THE PROBLEM: For the listing underneath, give the count of lines containing the string "τελειώνουν" and nothing further.

RECORDS TO USE:
▬▬▬▬▬▬▬▬▬▬
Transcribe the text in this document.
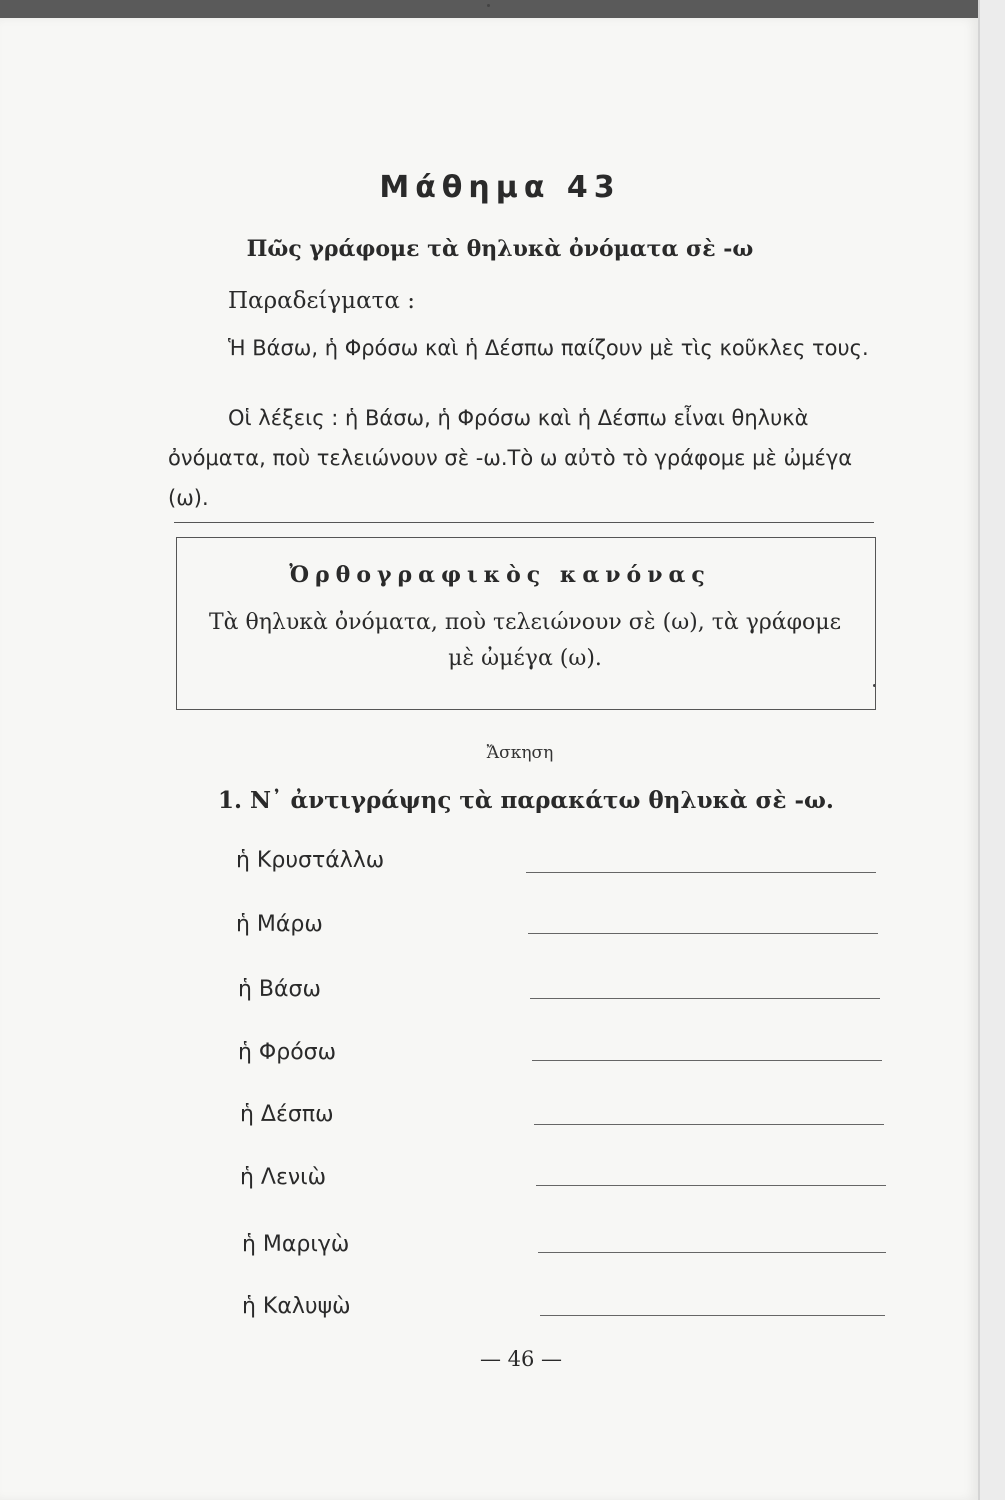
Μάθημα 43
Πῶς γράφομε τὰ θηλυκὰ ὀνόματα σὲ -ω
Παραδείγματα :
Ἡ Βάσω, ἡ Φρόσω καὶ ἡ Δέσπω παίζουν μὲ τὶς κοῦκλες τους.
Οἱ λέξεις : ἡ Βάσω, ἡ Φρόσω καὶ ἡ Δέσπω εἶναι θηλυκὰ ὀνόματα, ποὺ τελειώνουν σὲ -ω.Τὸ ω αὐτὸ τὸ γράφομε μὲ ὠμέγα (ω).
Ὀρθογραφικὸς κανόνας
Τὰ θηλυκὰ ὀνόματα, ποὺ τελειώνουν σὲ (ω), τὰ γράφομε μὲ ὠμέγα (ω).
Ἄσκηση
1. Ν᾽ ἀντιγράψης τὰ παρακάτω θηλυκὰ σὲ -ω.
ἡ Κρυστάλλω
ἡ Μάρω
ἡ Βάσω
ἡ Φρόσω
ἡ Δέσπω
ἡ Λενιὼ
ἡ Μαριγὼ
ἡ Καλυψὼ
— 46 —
▬▬▬▬▬▬▬▬▬▬
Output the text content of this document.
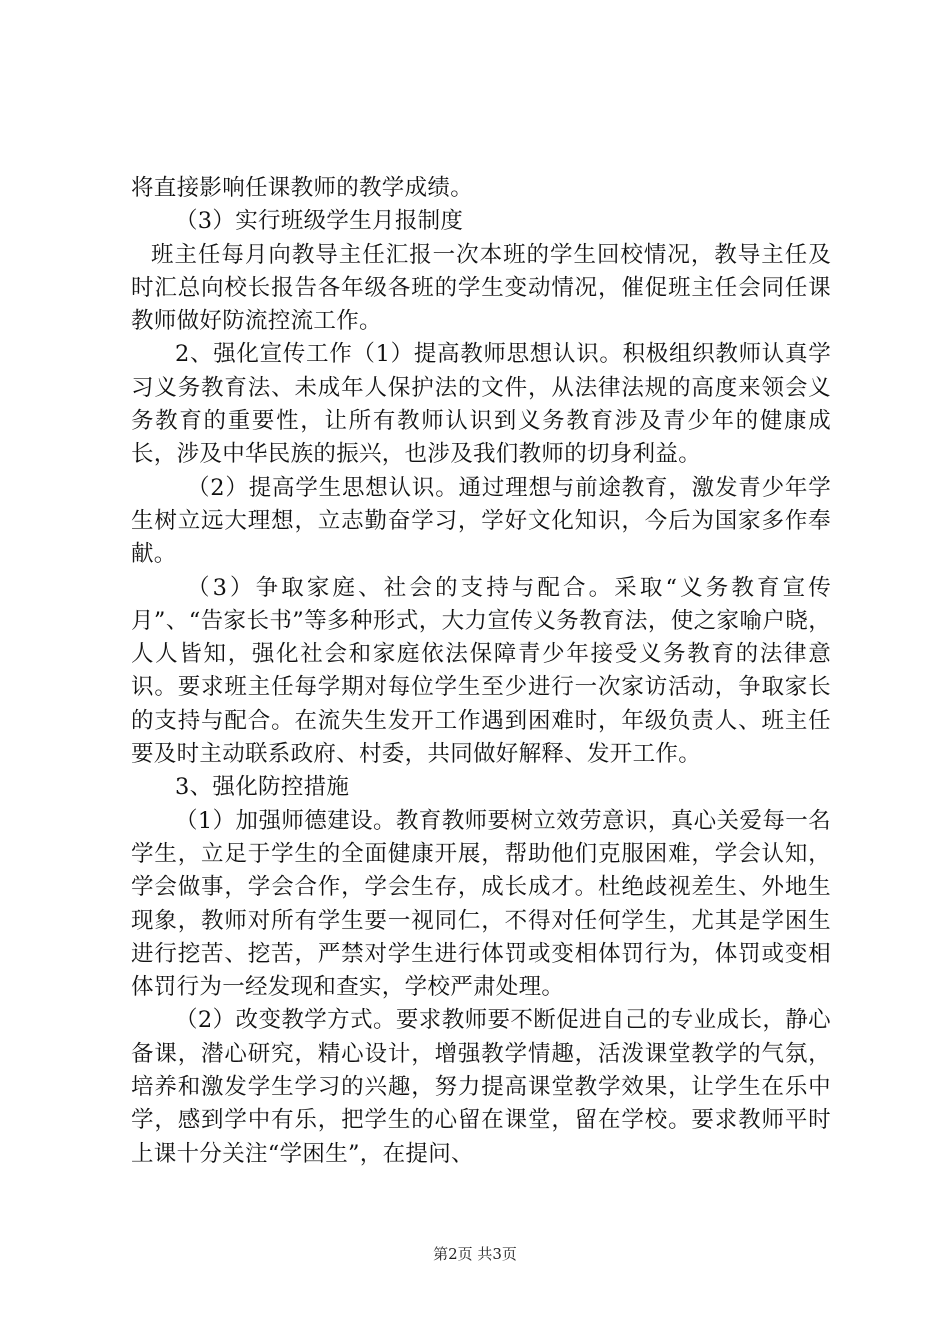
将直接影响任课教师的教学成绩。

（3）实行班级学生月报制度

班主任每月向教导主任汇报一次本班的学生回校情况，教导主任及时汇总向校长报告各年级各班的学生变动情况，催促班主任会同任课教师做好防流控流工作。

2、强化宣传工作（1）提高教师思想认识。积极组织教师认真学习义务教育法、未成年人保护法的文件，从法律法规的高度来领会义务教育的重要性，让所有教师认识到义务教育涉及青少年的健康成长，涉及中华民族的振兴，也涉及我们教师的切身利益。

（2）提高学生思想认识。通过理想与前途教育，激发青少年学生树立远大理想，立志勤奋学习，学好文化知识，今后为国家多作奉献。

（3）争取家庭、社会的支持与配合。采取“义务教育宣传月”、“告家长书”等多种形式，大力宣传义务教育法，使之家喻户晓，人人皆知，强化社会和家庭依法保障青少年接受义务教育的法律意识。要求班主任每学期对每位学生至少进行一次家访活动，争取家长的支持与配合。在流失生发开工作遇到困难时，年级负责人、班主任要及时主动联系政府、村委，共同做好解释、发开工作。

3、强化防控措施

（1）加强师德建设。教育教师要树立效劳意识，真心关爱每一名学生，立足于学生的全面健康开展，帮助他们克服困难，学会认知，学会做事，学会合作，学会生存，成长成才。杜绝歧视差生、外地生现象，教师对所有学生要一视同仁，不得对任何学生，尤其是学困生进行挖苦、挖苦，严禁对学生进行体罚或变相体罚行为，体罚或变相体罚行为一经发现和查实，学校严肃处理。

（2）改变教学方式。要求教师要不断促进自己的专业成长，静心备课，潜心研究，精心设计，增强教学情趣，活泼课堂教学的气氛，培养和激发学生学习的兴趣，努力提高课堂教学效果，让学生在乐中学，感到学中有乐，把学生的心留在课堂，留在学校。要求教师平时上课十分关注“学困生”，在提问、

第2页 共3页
▬▬▬▬▬▬▬▬▬▬
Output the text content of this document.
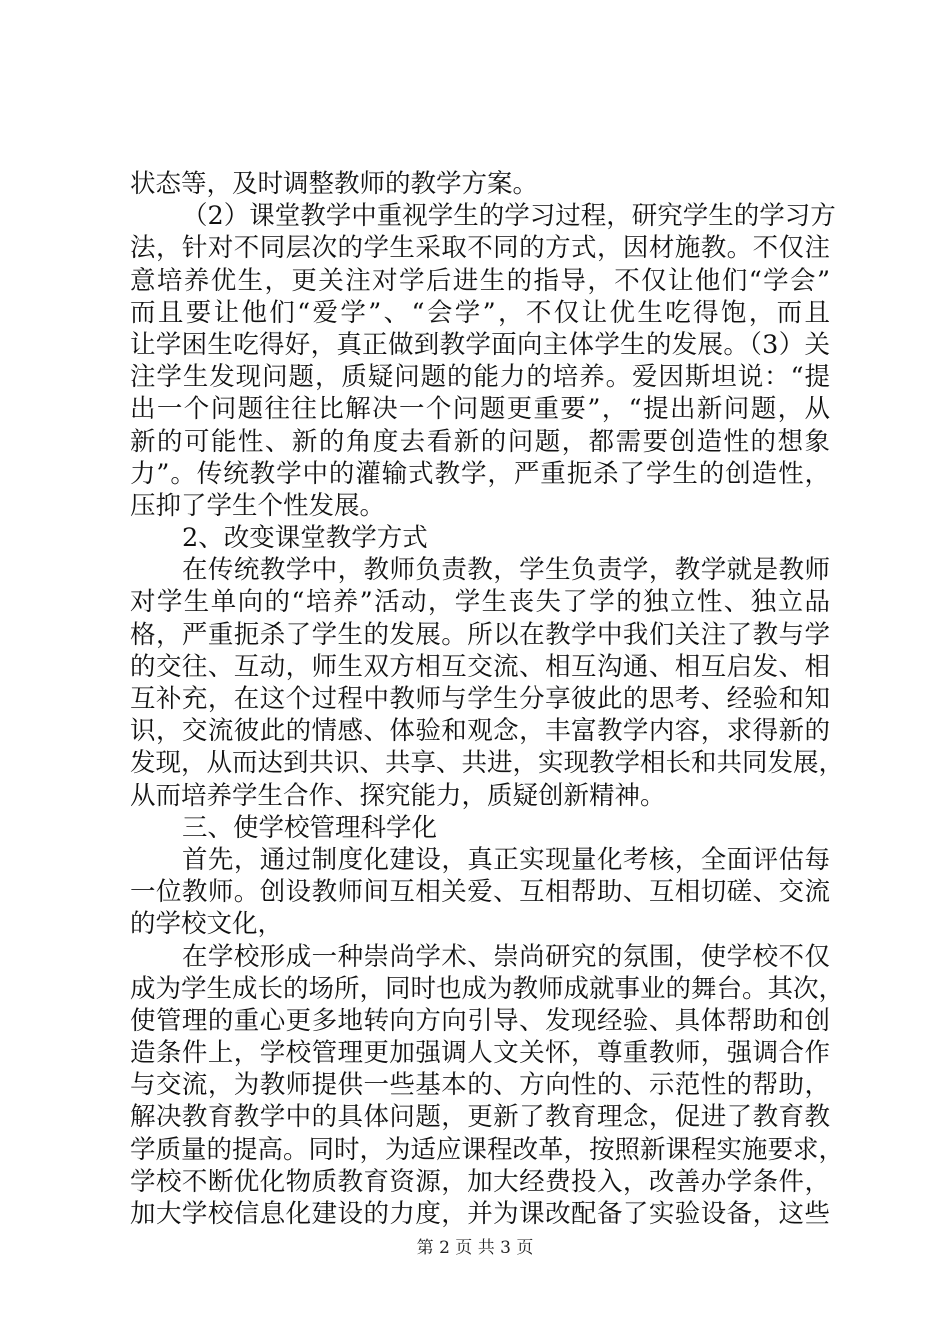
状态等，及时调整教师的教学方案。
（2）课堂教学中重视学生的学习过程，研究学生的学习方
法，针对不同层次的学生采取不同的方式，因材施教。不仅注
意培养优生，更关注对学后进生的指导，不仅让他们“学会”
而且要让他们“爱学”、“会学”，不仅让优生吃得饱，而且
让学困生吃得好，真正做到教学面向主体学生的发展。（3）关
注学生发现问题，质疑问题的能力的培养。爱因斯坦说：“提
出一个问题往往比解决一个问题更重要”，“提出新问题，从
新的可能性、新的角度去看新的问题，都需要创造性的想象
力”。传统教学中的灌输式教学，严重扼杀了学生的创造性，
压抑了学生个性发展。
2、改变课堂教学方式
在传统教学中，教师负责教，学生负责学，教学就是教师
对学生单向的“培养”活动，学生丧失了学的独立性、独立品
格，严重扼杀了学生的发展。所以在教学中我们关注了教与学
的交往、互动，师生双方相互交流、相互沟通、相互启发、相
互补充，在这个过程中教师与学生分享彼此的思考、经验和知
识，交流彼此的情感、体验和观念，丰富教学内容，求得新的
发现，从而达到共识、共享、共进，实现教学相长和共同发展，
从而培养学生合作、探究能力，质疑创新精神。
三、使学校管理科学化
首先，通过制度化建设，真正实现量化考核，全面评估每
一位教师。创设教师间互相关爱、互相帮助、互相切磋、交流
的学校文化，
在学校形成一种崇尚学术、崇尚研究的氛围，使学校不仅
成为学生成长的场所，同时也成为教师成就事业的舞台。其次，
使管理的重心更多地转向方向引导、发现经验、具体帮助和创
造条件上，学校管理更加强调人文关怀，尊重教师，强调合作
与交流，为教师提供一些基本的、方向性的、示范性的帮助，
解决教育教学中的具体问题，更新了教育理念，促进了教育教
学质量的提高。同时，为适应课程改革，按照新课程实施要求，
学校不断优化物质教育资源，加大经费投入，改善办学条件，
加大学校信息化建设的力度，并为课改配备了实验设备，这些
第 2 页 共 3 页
▬▬▬▬▬▬▬▬▬▬
SOLUTION TO THIS PROBLEM: 2